THE EXERCISE: In the entries below, find every line holding the string "this" and collect it.
----- TASK INPUT -----
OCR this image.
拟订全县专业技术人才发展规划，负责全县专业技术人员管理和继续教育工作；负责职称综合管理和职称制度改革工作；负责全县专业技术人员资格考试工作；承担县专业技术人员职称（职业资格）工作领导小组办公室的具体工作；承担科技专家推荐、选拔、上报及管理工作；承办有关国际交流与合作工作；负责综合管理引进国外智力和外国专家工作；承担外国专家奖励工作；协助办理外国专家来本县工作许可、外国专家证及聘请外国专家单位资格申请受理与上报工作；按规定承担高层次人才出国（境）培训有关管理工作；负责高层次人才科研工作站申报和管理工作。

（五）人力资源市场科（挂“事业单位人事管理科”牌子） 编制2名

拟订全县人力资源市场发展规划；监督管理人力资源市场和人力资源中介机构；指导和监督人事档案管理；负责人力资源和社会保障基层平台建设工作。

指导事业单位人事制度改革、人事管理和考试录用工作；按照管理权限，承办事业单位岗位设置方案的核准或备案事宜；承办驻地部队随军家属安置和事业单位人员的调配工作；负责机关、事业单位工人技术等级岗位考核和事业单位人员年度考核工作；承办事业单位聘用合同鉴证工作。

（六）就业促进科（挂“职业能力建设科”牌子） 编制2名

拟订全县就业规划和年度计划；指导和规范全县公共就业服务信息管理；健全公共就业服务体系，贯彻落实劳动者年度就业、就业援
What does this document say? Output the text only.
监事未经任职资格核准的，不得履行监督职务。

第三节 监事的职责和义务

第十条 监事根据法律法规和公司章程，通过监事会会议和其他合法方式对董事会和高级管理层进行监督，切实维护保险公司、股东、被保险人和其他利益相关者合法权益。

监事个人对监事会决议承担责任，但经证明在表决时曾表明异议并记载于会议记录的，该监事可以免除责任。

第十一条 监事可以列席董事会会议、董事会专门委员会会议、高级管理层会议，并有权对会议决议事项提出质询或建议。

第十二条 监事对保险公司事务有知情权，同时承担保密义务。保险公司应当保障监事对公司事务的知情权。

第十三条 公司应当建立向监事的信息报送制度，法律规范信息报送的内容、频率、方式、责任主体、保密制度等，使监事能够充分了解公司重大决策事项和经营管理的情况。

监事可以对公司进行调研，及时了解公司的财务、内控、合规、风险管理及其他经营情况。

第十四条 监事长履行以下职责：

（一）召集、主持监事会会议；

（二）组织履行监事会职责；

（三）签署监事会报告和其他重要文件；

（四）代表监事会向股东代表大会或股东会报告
-----
SOLUTION BELOW:
OCR this image.
What does this document say? Output the text only.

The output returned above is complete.